* Instruções do exercício *
[a] Determine se cada afirmação abaixo está de acordo com o texto sobre Jesus e os dragões. Responda sim ou não e cite literalmente as palavras do texto que decidem cada caso.
(i) Três rapazes viajavam com José.
(ii) Os dragões atacaram os rapazes.
(iii) O relato atribui a profecia cumprida ao profeta Isaías.
[b] Extraia, sem qualquer alteração, o trecho do texto sobre Jesus e os dragões que vai desde “Jesus e os dragões” até “(ibid., loc. cit.).”, incluindo este último.

* Página *
>>>>>

Na verdade, é muito fácil de ver aqui a “profecia” criando o evento do que o evento real recorrendo ao seu paralelo na profecia.
Jesus e os dragões
De acordo com o evangelho de Pseudo-Mateus, o Jesus menino “enfrenta” dragões, de modo em que prova sua ascendência divina a manifestar seu poder e autoridade, e remete relato a um suposto cumprimento de uma profecia:
“Quando eles chegaram a uma determinada caverna e quiseram descansar nela, Maria desceu da mula de carga e, sentando-se, segurou Jesus no colo. Havia três rapazes viajando com José e uma menina com Maria. E eis que, de repente, muitos dragões saíram da caverna. Quando os rapazes viram-nos na frente deles, eles gritaram com grande medo. Então Jesus desceu do colo de sua mãe, e ficou de pé diante dos dragões. Eles, porém, o adoraram, e, enquanto adoravam, recuaram. Então aquilo que foi dito através do profeta Davi se cumpriu: ‘Vos dragões da terra, louvai o Senhor, vós dragões e todas as criaturas do abismo’” (ibid., loc. cit.).

<<<<<

* Material apresentado *
>>>>>

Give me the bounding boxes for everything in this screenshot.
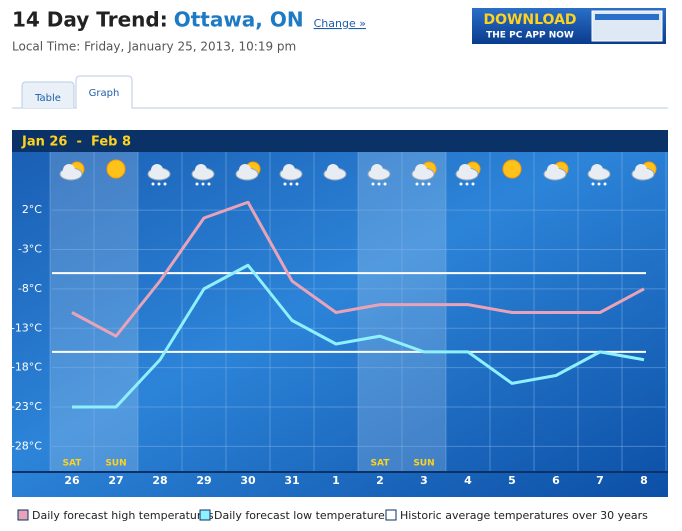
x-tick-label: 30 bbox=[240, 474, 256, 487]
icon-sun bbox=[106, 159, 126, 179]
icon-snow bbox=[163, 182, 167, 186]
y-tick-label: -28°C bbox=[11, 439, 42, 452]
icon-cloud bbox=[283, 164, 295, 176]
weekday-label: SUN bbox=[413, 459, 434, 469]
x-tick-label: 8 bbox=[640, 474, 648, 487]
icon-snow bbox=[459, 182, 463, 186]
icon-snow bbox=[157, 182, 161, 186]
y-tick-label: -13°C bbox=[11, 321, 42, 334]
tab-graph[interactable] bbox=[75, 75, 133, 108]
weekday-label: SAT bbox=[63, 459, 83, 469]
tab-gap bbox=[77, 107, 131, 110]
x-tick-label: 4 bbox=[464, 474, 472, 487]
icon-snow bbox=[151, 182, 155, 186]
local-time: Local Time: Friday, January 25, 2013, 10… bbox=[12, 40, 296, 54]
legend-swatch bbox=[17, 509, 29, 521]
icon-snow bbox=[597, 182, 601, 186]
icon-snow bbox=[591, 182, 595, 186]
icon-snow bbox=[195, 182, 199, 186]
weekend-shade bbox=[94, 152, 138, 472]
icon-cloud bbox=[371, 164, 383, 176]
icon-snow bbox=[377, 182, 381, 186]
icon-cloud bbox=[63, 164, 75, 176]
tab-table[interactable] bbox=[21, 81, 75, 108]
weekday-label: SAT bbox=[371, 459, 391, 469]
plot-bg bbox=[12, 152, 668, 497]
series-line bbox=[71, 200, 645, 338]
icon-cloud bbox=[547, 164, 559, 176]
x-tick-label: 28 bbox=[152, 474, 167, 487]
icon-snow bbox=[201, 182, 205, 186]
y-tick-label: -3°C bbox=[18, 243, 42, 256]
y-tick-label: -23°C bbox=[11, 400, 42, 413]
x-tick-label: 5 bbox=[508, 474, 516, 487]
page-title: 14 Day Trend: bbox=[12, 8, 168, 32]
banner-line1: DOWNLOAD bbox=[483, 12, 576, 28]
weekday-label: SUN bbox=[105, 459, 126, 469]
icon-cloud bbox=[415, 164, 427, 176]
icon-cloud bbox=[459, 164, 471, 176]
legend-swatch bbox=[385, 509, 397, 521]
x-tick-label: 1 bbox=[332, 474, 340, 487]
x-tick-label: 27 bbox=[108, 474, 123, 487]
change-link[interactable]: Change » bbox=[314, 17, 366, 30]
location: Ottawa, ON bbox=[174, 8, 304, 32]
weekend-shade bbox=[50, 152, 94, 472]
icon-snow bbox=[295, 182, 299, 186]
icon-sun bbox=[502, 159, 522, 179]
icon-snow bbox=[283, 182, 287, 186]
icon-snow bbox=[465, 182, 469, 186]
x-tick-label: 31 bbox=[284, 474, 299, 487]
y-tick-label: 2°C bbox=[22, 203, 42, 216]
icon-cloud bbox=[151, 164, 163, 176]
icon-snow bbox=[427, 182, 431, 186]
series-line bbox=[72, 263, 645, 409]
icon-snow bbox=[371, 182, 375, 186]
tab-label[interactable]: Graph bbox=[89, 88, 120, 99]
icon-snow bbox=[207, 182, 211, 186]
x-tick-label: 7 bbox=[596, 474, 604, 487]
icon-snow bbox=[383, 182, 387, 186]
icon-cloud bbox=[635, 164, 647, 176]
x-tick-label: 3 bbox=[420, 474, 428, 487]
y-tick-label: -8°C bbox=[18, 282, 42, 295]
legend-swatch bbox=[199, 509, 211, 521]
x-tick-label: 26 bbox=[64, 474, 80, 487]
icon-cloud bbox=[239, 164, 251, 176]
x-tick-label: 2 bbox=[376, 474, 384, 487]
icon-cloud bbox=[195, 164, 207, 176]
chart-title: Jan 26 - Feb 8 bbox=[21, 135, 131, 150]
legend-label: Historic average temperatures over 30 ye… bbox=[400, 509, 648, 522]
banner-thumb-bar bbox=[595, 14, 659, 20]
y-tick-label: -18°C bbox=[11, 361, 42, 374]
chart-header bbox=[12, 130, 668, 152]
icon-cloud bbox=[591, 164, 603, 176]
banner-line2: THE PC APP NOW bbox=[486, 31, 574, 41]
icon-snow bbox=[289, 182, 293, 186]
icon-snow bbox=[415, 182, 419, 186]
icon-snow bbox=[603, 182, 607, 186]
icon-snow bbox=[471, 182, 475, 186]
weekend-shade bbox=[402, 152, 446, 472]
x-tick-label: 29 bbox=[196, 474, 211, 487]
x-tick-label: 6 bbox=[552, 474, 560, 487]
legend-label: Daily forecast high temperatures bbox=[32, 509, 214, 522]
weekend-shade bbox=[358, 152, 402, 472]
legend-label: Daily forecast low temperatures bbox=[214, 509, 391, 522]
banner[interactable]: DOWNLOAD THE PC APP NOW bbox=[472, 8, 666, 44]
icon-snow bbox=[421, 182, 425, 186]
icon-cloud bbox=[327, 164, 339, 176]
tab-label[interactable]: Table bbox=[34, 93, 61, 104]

<<<<<

* Respostas pela ordem *
[a]
(i) Sim: “Havia três rapazes viajando com José e uma menina com Maria.”
(ii) Não: “Eles, porém, o adoraram, e, enquanto adoravam, recuaram.”
(iii) Não: “Então aquilo que foi dito através do profeta Davi se cumpriu”

[b]
Jesus e os dragões
De acordo com o evangelho de Pseudo-Mateus, o Jesus menino “enfrenta” dragões, de modo em que prova sua ascendência divina a manifestar seu poder e autoridade, e remete relato a um suposto cumprimento de uma profecia:
“Quando eles chegaram a uma determinada caverna e quiseram descansar nela, Maria desceu da mula de carga e, sentando-se, segurou Jesus no colo. Havia três rapazes viajando com José e uma menina com Maria. E eis que, de repente, muitos dragões saíram da caverna. Quando os rapazes viram-nos na frente deles, eles gritaram com grande medo. Então Jesus desceu do colo de sua mãe, e ficou de pé diante dos dragões. Eles, porém, o adoraram, e, enquanto adoravam, recuaram. Então aquilo que foi dito através do profeta Davi se cumpriu: ‘Vos dragões da terra, louvai o Senhor, vós dragões e todas as criaturas do abismo’” (ibid., loc. cit.).